Enumerate each line in the material that contains the string "scroll", reproducing the full line.

_ _ _

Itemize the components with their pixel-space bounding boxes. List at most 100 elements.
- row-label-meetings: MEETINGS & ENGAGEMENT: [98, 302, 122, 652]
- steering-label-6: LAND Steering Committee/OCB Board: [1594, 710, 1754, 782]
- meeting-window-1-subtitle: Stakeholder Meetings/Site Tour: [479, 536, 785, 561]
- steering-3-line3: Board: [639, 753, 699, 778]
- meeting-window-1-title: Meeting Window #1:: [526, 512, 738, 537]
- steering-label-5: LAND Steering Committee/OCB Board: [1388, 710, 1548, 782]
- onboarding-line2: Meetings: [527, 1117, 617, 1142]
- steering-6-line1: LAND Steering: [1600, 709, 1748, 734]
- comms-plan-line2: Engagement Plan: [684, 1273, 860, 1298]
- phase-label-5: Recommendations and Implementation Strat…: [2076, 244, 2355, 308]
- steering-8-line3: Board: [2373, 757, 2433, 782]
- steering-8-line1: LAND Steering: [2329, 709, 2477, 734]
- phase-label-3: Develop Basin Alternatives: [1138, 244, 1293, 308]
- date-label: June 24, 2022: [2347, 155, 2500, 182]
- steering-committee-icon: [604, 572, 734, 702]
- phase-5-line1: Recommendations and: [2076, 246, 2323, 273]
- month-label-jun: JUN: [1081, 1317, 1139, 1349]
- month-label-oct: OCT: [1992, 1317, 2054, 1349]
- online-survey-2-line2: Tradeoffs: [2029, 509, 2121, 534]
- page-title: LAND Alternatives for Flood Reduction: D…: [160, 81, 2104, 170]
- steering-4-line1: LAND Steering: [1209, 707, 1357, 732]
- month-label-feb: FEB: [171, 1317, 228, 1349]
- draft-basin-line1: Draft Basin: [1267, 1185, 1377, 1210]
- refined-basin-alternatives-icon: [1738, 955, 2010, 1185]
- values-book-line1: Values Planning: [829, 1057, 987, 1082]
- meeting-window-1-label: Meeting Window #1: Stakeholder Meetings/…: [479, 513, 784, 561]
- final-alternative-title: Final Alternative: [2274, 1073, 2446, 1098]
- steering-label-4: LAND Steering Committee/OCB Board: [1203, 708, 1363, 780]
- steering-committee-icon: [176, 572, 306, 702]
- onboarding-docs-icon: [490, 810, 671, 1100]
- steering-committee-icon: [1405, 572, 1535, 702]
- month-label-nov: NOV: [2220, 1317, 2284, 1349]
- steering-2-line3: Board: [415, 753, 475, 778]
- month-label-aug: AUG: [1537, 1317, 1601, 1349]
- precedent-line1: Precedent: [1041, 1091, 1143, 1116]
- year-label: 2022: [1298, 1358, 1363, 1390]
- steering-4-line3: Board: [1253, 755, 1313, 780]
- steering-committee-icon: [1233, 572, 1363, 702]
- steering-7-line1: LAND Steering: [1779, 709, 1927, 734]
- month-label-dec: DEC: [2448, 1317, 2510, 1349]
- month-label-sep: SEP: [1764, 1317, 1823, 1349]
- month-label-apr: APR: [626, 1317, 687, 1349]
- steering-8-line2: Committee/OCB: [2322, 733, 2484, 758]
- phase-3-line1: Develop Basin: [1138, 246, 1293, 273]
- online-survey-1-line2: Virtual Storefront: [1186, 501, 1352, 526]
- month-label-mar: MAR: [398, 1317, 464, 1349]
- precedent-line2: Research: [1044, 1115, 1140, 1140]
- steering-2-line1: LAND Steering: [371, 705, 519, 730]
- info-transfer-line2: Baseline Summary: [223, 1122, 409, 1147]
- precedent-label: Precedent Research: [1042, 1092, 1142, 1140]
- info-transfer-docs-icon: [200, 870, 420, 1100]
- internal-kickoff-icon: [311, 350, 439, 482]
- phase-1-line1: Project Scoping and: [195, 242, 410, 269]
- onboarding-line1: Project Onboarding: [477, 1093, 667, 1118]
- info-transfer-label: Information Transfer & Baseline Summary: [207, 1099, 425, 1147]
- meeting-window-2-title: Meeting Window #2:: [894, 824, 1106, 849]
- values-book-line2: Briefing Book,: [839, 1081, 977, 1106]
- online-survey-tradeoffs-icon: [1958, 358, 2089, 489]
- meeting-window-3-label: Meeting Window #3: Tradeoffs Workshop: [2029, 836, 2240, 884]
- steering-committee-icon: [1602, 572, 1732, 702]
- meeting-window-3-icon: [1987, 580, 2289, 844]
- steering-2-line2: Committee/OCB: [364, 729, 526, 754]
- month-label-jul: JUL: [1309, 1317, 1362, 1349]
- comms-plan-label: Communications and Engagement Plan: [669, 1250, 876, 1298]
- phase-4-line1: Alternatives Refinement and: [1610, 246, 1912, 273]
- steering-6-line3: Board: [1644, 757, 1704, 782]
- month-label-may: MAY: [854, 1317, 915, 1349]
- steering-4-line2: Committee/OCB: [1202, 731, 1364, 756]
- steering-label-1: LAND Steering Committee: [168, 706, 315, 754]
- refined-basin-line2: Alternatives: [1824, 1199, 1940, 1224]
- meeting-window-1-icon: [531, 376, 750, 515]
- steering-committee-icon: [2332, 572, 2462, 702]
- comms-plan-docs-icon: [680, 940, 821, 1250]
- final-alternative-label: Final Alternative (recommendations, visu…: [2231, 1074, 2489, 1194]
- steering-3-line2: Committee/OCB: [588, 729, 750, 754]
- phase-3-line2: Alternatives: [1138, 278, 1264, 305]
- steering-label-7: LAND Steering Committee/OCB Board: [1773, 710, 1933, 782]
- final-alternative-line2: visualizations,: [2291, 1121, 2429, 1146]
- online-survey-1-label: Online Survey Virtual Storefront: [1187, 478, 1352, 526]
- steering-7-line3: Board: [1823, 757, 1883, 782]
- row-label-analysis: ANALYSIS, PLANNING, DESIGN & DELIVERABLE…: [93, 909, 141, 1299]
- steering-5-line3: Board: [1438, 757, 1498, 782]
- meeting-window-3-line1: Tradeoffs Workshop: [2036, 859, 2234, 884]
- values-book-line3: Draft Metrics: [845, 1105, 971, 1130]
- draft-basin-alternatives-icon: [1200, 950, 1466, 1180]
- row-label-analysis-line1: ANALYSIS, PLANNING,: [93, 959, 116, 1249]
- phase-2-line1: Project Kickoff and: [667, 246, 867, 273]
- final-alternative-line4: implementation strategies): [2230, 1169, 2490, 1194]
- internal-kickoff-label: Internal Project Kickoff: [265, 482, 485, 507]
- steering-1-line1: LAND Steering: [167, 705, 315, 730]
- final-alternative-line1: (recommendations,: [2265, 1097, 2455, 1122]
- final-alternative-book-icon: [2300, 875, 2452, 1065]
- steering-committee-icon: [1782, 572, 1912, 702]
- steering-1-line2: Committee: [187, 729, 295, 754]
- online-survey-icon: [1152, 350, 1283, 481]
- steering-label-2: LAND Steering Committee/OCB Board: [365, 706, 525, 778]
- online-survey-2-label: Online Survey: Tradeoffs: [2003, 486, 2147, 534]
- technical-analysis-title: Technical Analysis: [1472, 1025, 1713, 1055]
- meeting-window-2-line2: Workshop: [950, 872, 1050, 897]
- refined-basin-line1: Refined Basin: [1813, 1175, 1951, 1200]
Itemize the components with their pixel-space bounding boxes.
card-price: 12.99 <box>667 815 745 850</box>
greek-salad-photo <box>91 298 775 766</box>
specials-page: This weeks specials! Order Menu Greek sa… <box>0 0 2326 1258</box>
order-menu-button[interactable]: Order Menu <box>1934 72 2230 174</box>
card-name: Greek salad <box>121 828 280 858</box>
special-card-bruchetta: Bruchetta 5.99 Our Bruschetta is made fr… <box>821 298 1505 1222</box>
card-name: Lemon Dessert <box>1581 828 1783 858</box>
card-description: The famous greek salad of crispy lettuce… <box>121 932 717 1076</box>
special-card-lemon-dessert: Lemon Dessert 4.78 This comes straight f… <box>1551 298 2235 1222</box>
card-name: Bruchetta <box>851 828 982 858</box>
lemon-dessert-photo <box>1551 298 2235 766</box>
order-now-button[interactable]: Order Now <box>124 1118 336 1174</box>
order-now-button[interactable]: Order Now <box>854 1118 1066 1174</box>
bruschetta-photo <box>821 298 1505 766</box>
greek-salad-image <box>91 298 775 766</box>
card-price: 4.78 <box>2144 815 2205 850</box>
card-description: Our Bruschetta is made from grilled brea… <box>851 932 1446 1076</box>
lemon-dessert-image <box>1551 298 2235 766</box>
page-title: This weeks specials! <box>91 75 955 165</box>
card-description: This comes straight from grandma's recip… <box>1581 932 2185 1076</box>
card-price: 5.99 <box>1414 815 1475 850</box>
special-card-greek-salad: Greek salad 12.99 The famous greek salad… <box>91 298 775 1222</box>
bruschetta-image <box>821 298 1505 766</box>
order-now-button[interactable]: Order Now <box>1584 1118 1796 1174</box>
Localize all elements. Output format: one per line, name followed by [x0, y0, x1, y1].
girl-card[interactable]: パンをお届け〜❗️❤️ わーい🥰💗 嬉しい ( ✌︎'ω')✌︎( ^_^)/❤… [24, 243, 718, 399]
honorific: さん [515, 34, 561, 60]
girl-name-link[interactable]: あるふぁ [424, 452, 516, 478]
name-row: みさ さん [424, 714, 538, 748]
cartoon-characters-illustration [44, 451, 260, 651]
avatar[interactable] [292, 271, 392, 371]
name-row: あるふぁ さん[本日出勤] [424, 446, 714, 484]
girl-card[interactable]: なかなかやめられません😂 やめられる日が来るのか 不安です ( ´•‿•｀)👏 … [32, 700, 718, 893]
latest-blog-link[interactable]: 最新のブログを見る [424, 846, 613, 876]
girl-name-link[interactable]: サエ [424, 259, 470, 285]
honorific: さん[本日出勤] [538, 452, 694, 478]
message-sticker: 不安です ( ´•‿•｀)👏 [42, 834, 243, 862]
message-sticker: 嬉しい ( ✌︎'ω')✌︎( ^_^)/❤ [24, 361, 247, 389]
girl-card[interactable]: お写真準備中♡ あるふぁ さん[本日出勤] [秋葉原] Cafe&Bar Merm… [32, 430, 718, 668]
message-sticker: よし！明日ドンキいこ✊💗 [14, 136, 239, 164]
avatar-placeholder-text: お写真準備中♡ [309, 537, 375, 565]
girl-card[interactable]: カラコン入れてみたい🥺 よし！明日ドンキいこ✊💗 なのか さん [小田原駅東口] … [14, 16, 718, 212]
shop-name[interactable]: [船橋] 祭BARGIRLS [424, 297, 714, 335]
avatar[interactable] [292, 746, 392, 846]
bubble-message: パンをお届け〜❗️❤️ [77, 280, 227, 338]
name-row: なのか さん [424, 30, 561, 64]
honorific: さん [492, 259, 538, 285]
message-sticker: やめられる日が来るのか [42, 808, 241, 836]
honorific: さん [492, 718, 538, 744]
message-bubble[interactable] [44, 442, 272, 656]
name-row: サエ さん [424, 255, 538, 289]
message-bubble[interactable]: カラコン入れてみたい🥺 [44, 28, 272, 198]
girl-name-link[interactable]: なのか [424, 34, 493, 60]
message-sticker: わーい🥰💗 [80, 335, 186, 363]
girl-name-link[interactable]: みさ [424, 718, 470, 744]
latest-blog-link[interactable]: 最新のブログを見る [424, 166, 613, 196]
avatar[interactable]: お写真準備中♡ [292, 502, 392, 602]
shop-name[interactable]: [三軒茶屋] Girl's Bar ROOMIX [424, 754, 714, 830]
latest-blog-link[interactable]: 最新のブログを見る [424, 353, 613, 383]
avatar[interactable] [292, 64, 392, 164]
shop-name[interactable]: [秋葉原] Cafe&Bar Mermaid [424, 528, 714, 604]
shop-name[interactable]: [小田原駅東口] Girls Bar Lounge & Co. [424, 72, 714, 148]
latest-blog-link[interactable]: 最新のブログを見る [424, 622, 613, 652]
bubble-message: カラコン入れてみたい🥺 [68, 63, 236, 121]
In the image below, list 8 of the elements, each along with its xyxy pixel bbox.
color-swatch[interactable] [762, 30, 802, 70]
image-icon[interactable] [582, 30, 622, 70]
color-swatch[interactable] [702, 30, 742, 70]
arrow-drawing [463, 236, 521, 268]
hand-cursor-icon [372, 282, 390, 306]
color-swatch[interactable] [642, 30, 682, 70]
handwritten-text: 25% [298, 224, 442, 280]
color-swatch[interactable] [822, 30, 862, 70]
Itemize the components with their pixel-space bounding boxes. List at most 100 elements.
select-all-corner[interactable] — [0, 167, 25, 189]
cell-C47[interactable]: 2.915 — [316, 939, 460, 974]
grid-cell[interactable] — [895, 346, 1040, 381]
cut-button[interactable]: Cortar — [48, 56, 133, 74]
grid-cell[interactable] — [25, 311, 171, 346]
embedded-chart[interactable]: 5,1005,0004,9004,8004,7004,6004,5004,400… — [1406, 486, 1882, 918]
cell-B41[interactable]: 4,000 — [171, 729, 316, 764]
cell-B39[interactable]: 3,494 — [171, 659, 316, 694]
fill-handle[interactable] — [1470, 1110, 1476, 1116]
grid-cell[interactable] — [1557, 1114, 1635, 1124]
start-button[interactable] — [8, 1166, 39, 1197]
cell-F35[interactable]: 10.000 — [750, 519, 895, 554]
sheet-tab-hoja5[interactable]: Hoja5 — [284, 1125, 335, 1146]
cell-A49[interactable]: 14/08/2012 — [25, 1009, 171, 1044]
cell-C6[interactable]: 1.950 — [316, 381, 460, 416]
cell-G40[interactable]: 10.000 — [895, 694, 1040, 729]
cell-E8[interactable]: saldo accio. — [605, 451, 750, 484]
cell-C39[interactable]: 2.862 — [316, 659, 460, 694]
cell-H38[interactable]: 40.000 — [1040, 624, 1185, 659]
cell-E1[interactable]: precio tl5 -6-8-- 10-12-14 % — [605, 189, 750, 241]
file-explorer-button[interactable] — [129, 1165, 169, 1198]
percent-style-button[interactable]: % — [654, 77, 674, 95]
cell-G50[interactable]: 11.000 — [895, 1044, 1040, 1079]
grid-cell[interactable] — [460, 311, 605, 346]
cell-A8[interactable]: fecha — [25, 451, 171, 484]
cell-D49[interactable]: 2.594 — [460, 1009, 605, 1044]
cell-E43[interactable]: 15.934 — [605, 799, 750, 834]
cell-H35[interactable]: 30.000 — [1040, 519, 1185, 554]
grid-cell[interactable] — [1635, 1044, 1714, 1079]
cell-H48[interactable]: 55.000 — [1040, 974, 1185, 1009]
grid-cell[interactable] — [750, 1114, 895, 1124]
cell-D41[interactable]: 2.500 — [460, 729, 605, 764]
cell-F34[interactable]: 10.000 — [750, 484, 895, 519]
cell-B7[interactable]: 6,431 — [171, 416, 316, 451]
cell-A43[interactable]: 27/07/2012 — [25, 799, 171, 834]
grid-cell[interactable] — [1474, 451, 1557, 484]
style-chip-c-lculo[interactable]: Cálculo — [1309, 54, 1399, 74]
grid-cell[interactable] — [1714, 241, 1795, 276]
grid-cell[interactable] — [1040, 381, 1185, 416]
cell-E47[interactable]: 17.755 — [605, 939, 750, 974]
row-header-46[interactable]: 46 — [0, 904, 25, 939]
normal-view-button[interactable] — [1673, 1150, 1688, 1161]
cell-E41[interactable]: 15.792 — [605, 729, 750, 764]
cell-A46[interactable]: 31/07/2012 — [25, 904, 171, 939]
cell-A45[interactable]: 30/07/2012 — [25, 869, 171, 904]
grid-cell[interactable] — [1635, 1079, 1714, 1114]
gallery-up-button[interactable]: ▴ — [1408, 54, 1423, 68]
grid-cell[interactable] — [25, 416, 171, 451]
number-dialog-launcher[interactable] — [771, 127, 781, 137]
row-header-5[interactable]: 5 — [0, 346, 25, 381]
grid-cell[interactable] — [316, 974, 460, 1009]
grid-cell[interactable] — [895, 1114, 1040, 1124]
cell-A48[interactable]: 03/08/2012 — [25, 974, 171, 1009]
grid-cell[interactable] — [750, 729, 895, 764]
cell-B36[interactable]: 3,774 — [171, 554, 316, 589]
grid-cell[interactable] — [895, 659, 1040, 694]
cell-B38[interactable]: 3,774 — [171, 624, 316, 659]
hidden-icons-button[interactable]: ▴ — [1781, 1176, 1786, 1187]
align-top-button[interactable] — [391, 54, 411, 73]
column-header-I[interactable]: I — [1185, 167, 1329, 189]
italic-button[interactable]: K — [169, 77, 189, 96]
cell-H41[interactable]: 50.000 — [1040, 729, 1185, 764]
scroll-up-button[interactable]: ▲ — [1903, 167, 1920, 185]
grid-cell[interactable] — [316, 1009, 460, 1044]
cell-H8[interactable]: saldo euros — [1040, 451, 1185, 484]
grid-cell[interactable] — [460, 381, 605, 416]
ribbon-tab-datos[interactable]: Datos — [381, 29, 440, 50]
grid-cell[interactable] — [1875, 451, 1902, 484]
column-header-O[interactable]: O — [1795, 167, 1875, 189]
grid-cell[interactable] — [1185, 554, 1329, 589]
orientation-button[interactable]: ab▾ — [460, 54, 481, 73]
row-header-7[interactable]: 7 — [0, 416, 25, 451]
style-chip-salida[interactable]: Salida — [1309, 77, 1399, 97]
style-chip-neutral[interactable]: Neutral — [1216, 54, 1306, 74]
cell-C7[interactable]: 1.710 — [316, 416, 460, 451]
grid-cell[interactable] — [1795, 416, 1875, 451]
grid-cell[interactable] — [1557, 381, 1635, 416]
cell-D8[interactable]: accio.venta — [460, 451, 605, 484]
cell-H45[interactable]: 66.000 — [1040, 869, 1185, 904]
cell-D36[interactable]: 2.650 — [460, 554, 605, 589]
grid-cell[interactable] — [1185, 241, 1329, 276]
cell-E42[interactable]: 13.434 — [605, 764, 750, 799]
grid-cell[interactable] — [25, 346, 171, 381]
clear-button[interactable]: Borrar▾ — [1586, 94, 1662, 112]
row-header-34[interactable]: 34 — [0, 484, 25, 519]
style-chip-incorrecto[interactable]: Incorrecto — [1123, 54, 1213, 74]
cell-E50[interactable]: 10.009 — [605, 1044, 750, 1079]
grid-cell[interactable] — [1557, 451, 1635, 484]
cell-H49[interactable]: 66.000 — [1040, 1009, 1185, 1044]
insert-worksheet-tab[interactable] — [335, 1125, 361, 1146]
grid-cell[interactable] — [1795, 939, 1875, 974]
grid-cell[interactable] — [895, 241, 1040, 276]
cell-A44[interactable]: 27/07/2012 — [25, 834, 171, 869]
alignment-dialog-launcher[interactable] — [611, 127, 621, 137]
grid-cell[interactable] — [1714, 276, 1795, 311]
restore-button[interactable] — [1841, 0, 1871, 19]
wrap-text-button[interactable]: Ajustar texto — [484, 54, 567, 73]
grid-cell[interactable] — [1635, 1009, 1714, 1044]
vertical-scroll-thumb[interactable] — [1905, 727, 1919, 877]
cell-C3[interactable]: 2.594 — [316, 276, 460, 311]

_ _ _

▸ Final result
scroll-up-button[interactable]: ▲ — [1903, 167, 1920, 185]
vertical-scroll-thumb[interactable] — [1905, 727, 1919, 877]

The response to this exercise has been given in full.